Of all the lines in the records below, how many hold the word "describing"? Give the number alone.

(Excerpt from a dataset):
* * * * * * * * *

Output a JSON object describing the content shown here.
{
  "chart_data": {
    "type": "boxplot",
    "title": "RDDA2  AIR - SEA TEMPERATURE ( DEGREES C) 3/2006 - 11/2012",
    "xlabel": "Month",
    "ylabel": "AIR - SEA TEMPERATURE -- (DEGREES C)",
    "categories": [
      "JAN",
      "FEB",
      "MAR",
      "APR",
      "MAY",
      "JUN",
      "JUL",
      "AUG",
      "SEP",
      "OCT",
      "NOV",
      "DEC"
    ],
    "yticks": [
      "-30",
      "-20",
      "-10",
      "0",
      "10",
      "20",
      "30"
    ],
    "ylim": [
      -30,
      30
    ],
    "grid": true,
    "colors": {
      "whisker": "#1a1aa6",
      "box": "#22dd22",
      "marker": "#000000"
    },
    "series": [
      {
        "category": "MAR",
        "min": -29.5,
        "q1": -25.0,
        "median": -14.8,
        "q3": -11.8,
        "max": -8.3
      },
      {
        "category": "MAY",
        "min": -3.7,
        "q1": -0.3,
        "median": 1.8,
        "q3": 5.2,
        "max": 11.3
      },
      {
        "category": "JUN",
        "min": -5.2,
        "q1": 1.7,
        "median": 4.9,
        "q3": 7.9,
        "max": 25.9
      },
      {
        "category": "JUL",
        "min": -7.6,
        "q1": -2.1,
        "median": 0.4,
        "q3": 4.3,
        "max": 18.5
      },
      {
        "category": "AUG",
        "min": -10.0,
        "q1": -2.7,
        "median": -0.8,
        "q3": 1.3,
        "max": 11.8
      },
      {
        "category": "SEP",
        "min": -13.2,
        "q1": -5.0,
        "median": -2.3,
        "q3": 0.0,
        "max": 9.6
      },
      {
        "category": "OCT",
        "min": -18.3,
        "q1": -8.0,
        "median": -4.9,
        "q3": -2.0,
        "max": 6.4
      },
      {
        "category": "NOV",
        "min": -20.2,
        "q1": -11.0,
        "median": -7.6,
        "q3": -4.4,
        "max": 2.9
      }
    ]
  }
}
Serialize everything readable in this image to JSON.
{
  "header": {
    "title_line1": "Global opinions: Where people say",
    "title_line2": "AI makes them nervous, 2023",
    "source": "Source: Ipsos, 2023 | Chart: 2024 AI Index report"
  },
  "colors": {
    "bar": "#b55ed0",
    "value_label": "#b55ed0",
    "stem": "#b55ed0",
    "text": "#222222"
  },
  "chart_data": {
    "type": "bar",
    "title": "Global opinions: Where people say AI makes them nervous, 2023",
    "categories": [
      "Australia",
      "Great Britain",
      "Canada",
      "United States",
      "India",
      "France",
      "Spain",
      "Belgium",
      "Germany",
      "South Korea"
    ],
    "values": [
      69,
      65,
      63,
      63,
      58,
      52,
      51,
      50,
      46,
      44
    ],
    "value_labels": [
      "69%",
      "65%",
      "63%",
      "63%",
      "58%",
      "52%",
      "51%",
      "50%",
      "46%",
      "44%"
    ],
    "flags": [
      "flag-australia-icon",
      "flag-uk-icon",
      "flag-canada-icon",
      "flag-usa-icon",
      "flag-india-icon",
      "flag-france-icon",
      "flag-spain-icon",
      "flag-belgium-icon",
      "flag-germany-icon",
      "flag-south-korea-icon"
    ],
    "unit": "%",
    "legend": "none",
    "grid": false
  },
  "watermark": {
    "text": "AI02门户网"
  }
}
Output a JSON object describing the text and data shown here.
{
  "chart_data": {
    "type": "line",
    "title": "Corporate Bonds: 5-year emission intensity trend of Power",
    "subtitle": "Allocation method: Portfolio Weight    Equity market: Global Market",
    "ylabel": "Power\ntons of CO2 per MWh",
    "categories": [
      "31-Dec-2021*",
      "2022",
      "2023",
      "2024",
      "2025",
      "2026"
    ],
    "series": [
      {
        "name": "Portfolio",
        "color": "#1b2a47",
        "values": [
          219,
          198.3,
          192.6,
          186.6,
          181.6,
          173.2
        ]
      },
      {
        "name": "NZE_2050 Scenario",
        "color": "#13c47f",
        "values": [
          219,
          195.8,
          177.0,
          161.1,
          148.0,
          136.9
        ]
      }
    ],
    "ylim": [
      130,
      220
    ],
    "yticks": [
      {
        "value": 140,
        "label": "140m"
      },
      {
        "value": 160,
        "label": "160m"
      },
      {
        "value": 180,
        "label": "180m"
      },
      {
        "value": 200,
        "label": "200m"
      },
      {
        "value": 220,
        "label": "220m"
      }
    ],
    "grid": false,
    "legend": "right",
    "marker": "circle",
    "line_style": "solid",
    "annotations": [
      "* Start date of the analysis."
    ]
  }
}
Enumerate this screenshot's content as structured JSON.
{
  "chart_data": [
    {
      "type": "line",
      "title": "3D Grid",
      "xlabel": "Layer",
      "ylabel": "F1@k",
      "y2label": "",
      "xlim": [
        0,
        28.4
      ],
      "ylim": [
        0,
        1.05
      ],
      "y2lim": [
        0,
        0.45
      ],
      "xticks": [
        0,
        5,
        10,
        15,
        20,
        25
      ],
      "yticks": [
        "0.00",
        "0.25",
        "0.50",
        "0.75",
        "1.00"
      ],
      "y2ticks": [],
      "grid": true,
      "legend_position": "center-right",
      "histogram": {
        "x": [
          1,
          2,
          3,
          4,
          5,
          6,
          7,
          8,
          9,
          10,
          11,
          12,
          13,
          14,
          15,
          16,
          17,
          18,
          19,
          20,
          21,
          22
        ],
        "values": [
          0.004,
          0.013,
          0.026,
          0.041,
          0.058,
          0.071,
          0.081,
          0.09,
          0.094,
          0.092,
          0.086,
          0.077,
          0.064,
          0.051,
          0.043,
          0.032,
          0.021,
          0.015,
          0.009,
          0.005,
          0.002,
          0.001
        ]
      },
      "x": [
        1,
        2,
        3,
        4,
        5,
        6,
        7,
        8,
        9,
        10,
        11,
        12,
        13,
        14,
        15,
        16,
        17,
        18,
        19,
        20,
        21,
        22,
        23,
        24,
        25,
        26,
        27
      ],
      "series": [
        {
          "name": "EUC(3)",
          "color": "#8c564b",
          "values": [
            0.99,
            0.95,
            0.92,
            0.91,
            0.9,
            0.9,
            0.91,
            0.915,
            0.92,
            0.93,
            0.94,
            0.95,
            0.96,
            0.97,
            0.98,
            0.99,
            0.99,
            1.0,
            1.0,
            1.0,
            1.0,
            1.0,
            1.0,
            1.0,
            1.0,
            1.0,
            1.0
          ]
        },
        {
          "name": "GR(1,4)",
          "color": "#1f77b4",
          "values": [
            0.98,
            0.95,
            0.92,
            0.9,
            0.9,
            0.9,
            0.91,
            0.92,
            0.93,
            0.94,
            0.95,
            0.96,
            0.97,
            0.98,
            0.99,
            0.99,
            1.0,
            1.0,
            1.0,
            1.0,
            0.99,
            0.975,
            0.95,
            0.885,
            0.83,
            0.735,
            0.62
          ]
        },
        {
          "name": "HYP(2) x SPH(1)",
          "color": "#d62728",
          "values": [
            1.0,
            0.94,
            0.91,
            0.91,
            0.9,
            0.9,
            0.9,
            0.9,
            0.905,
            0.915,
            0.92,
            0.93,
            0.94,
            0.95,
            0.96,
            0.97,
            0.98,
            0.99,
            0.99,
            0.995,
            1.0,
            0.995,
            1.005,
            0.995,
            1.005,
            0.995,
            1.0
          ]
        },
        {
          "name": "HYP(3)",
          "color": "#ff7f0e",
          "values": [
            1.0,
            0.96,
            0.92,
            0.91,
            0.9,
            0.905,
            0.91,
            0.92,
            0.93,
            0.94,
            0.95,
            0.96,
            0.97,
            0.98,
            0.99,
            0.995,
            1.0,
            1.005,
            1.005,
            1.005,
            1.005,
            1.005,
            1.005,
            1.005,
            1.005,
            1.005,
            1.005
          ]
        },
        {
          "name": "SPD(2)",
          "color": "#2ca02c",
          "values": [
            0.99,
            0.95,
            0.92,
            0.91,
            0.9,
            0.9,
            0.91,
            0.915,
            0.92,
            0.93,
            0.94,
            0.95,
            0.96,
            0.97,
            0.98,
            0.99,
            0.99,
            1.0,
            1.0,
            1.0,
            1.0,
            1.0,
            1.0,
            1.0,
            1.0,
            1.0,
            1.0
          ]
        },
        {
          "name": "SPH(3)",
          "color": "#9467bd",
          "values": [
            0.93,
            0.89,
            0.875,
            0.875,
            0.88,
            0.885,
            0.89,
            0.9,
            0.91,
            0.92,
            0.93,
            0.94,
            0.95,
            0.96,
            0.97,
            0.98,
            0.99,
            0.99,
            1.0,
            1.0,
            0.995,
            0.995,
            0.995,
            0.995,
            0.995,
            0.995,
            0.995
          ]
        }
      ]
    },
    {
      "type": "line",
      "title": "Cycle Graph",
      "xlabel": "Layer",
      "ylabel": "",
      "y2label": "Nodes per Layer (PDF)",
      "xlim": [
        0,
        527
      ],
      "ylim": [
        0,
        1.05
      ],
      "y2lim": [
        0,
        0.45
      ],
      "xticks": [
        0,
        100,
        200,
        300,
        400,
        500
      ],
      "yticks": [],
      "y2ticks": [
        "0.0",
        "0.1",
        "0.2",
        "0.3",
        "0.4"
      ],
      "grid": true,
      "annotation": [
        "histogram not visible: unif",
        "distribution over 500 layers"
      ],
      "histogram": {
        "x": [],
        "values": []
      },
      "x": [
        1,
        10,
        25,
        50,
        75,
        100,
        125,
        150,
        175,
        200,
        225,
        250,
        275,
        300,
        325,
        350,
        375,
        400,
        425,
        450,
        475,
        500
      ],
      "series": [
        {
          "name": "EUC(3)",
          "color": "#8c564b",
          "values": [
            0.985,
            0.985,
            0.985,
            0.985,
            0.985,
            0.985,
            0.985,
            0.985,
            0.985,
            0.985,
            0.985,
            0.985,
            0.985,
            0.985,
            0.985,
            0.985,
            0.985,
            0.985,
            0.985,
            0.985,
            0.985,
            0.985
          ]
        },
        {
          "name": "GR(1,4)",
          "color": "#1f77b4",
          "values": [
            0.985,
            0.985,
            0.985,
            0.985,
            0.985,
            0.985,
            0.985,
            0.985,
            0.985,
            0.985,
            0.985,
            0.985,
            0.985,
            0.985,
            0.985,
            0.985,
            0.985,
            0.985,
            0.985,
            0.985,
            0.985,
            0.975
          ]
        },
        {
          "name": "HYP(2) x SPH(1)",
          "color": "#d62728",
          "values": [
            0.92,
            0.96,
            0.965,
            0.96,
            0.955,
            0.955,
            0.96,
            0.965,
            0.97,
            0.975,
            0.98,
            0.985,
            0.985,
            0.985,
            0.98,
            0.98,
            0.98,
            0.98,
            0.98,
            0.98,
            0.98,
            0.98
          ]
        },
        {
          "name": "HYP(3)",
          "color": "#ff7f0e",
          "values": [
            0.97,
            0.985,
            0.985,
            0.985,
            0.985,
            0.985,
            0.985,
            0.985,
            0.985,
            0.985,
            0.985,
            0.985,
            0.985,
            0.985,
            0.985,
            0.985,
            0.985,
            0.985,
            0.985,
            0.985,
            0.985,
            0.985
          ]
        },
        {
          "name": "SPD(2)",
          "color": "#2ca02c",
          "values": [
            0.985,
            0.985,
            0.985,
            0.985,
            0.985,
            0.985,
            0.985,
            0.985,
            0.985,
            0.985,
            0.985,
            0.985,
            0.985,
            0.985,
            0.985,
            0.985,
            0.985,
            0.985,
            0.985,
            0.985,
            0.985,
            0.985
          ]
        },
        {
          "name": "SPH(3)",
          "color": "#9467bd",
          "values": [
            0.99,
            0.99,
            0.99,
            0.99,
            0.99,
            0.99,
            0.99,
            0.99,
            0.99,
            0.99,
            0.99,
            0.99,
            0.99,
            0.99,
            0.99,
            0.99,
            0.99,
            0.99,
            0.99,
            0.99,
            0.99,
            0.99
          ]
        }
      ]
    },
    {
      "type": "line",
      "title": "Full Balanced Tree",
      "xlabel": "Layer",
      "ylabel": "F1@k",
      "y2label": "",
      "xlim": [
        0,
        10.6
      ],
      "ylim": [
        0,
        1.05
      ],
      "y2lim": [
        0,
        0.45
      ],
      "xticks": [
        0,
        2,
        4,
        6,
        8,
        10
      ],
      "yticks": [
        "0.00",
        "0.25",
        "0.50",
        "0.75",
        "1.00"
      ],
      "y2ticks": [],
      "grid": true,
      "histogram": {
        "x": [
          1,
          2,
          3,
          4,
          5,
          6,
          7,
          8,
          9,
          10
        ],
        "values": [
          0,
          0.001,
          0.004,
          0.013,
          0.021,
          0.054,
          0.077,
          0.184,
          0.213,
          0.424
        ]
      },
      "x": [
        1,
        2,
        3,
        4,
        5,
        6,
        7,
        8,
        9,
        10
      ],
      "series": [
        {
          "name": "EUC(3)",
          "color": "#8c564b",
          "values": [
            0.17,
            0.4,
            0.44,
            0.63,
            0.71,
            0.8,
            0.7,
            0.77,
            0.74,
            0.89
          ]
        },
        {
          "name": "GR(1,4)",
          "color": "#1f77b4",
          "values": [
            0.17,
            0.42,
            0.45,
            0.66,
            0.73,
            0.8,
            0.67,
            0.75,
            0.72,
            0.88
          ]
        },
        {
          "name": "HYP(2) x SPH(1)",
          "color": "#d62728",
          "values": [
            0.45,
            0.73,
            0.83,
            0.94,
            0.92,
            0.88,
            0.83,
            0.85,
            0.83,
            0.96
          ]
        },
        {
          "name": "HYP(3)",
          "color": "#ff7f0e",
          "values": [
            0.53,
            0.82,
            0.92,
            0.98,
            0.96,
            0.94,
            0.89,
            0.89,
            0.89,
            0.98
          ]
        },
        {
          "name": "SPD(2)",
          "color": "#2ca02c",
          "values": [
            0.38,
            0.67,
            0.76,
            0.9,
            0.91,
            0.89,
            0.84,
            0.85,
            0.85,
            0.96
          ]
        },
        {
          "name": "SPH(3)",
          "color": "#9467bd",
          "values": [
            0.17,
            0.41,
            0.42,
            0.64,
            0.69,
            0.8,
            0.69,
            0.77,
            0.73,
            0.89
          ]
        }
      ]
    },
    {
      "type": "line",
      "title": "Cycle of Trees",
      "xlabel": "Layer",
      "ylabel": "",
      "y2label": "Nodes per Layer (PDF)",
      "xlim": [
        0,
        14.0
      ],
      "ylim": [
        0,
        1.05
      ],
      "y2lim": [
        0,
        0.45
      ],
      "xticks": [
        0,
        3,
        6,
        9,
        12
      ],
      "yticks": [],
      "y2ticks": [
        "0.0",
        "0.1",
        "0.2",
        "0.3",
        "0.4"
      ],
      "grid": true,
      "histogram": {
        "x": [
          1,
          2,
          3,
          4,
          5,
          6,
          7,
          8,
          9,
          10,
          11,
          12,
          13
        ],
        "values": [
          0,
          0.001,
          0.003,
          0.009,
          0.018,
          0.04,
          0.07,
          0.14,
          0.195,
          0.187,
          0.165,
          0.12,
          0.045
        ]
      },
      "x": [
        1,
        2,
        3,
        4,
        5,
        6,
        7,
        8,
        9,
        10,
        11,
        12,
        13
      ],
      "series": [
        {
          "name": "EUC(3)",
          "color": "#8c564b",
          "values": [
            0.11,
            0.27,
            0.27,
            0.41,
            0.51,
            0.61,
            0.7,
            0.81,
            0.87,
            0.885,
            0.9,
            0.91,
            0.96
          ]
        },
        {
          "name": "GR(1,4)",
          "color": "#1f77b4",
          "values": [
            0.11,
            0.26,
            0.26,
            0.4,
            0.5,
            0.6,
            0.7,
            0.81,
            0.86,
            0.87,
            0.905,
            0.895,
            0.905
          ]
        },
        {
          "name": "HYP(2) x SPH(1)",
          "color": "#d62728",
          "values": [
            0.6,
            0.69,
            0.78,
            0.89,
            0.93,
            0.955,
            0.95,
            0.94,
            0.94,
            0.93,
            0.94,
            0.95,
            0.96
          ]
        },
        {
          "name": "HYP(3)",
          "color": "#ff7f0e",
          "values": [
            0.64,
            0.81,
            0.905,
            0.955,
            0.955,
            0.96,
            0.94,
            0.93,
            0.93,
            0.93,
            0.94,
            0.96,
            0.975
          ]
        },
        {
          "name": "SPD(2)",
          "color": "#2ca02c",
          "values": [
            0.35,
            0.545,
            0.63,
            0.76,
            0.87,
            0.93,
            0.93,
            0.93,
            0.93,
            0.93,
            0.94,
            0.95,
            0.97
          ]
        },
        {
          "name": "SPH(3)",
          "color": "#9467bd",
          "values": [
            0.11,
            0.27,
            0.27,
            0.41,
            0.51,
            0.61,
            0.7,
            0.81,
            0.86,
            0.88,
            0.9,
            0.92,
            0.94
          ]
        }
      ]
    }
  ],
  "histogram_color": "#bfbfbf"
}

* * * * * * * * *

(ANSWER TO THIS PROBLEM): 2